→ Provided passage
######
The Jodoverse of Electric Vehicles and the Genius of Elon Musk (Codex Vagus: essay 06)

There are many concepts that we are aware of and do not have a word for. Giving the concept a name can change our world. A good example is “sexual harassment”. The phenomenon is as old as humanity but the phrase was only coined in the 1980’s. Giving the behavior a name – though insufficiently as of yet – has changed the world for the better.

We need a name for “a project that ends in failure but spawns many new offshoots”. One such project was the highly ambitious movie adaptation of Frank Herbert’s “Dune” by Alejandro Jodorowski. The 15-hour movie was never filmed, but the team assembled by Jodorowski for the project changed the shape of science fiction movies for decades onwards. The inventor Preston Tucker had an ambitious plan to build a new car company. His company failed – apparently due to political intervention – but his innovations such as shatterproof windshields, seatbelts, and aerodynamic design changed auto design permanently. Application programming interface (API) was a big feature of the so-called “Web 2.0” and data sharing was the wave of the future… until it wasn’t. It didn’t take long for data sharing to turn into data harvesting and things like the Cambridge Analitica scandal broke. But the optimistic and enthusiastic period of the first widespread data sharing experimentation produced a huge array of applications and ideas both good and bad that changed the internet forever. We are going to need a word for this phenomenon because we are going to see a lot more of them. A good candidate for such a word might be “Jodoverse“.

Codex Vagus is the title I gave to essays unrelated to creative writing on this blog.

Codex Vagus: essay 06

All great men are by necessity selectively blind. Great innovators and revolutionaries must lead the charge through a forest fire of doubters and naysayers. You cannot fault them for wearing blinders. Bill Gates once famously sent out a memo warning Microsoft employees of the “reality distortion field” around Steve Jobs. His assessment was that Jobs not only passionately believed in his own vision of an as-yet-unrealized future, but had the ability to convert anyone in his proximity to believe in it as well. Gates said this while making his followers toe the line that the graphic user interface of Windows was not a copy of the Apple computer, and other dogmas of his company. But more tellingly, Bill Gates had as much a part as Steve Jobs in pitching the world, against all odds, the unlikely prospect that personal computers will one day become a vital tool in every home and office. In hindsight, we may think their beliefs were prescient, or even inevitable. But there were many attempts that preceded them. Sperry, Sord, NTT, and Fujitsu all tried to sell this vision and were proved ill timed. Jobs and Gates made their case and grabbed the attention of the brightest minds of a generation. They presented their vision as reality. There was no guarantee that Jobs and Gates were right. Many of their contemporaries fell off the wayside even as their companies were taking off. The personal computer boom could have become a bust, leaving nothing but scattered debris of electronic components in its wake.
######
→ Goal A
In the Codex Vagus essay, when was the phrase "sexual harassment" coined?
→ Goal B
Can you copy the Codex Vagus essay word for word from "There are many" up to and including "for the better."?

→ Supplied data
######
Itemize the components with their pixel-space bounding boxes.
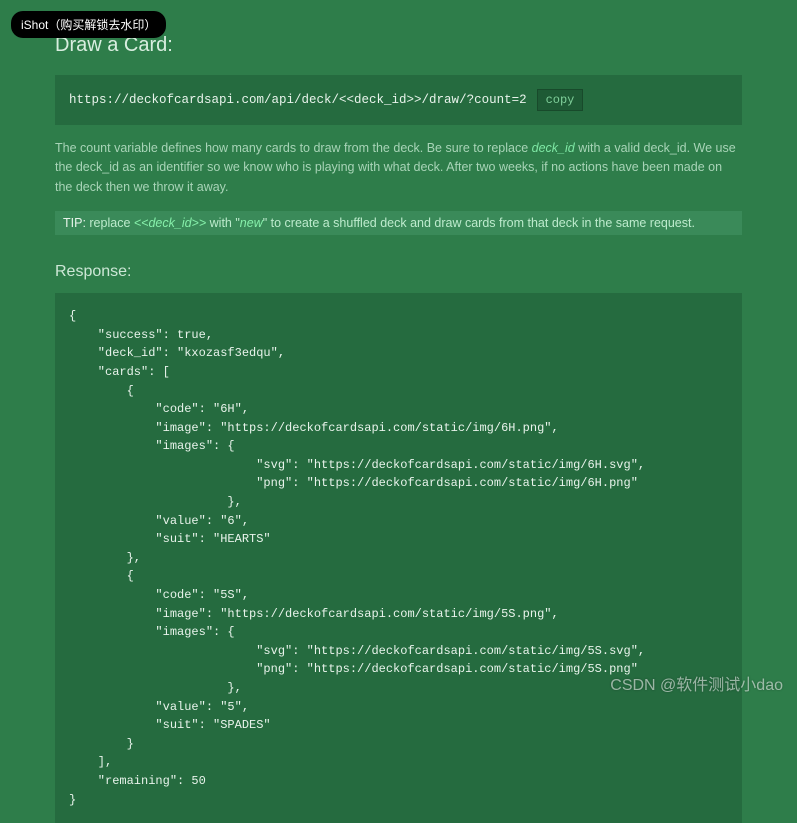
api-url-text: https://deckofcardsapi.com/api/deck/<<de… (69, 93, 527, 107)
tip-post: " to create a shuffled deck and draw car… (263, 216, 695, 230)
section-title: Draw a Card: (55, 34, 742, 57)
ishot-watermark-badge: iShot（购买解锁去水印） (11, 11, 166, 38)
tip-highlight-1: <<deck_id>> (134, 216, 206, 230)
url-box: https://deckofcardsapi.com/api/deck/<<de… (55, 75, 742, 125)
response-heading: Response: (55, 263, 742, 281)
description-highlight: deck_id (532, 141, 575, 155)
copy-button[interactable]: copy (537, 89, 584, 111)
main-content: Draw a Card: https://deckofcardsapi.com/… (0, 0, 797, 823)
description-paragraph: The count variable defines how many card… (55, 139, 742, 197)
tip-mid: with " (206, 216, 240, 230)
tip-pre: replace (86, 216, 134, 230)
description-pre: The count variable defines how many card… (55, 141, 532, 155)
tip-label: TIP: (63, 216, 86, 230)
csdn-watermark: CSDN @软件测试小dao (610, 671, 783, 695)
tip-highlight-2: new (240, 216, 263, 230)
response-code-block: { "success": true, "deck_id": "kxozasf3e… (55, 293, 742, 823)
tip-box: TIP: replace <<deck_id>> with "new" to c… (55, 211, 742, 235)
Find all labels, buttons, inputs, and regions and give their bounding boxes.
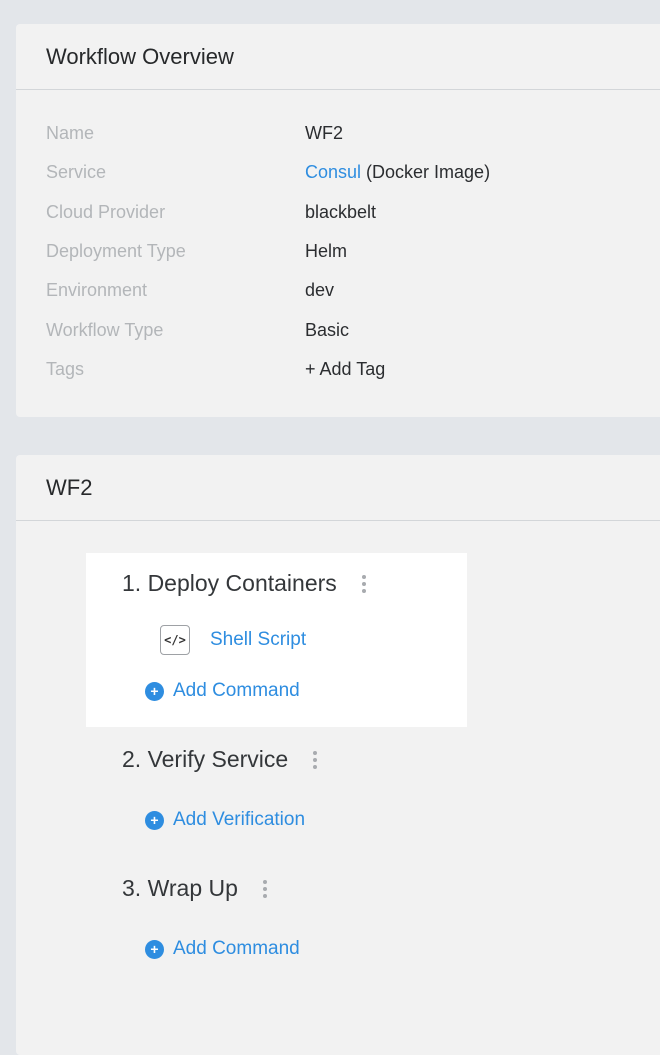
shell-script-command[interactable]: </> Shell Script xyxy=(160,625,306,655)
detail-label: Tags xyxy=(46,358,85,379)
step-wrap-up[interactable]: 3. Wrap Up xyxy=(122,875,270,902)
add-verification-label: Add Verification xyxy=(173,809,306,830)
step-title: 3. Wrap Up xyxy=(122,875,238,901)
plus-circle-icon: + xyxy=(145,810,164,830)
detail-label: Service xyxy=(46,162,107,183)
workflow-title: WF2 xyxy=(16,455,660,521)
workflow-overview-title: Workflow Overview xyxy=(16,24,660,90)
code-icon: </> xyxy=(160,625,190,655)
step-deploy-containers[interactable]: 1. Deploy Containers xyxy=(122,570,369,597)
workflow-steps-card: WF2 1. Deploy Containers </> Shell Scrip… xyxy=(16,455,660,1055)
step-verify-service[interactable]: 2. Verify Service xyxy=(122,746,320,773)
environment-link[interactable]: dev xyxy=(305,280,334,301)
detail-row-environment: Environment dev xyxy=(16,271,660,310)
plus-circle-icon: + xyxy=(145,681,164,701)
detail-row-deployment-type: Deployment Type Helm xyxy=(16,232,660,271)
detail-label: Environment xyxy=(46,280,148,301)
detail-row-workflow-type: Workflow Type Basic xyxy=(16,310,660,349)
add-command-button[interactable]: + Add Command xyxy=(145,680,300,702)
add-command-button[interactable]: + Add Command xyxy=(145,938,300,960)
detail-row-name: Name WF2 xyxy=(16,114,660,153)
service-link[interactable]: Consul xyxy=(305,162,361,182)
workflow-name-value: WF2 xyxy=(305,123,343,144)
detail-label: Deployment Type xyxy=(46,241,186,262)
detail-row-cloud-provider: Cloud Provider blackbelt xyxy=(16,193,660,232)
workflow-type-value: Basic xyxy=(305,319,350,340)
detail-label: Cloud Provider xyxy=(46,201,166,222)
deployment-type-value: Helm xyxy=(305,241,348,262)
cloud-provider-link[interactable]: blackbelt xyxy=(305,202,376,223)
detail-row-service: Service Consul (Docker Image) xyxy=(16,153,660,192)
step-title: 1. Deploy Containers xyxy=(122,570,337,596)
kebab-menu-icon[interactable] xyxy=(260,877,270,901)
add-command-label: Add Command xyxy=(173,680,300,701)
plus-circle-icon: + xyxy=(145,939,164,959)
add-verification-button[interactable]: + Add Verification xyxy=(145,809,305,831)
service-artifact-type: (Docker Image) xyxy=(361,162,491,183)
workflow-steps: 1. Deploy Containers </> Shell Script + … xyxy=(16,521,660,1021)
add-tag-link[interactable]: + Add Tag xyxy=(305,359,385,380)
kebab-menu-icon[interactable] xyxy=(359,572,369,596)
add-command-label: Add Command xyxy=(173,938,300,959)
command-label[interactable]: Shell Script xyxy=(210,629,306,651)
kebab-menu-icon[interactable] xyxy=(310,748,320,772)
workflow-overview-card: Workflow Overview Name WF2 Service Consu… xyxy=(16,24,660,417)
detail-label: Name xyxy=(46,123,95,144)
workflow-details: Name WF2 Service Consul (Docker Image) C… xyxy=(16,90,660,389)
step-title: 2. Verify Service xyxy=(122,746,289,772)
detail-label: Workflow Type xyxy=(46,319,164,340)
detail-row-tags: Tags + Add Tag xyxy=(16,350,660,389)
######
→ Expected output A
It was coined in the 1980’s.

→ Expected output B
There are many concepts that we are aware of and do not have a word for. Giving the concept a name can change our world. A good example is “sexual harassment”. The phenomenon is as old as humanity but the phrase was only coined in the 1980’s. Giving the behavior a name – though insufficiently as of yet – has changed the world for the better.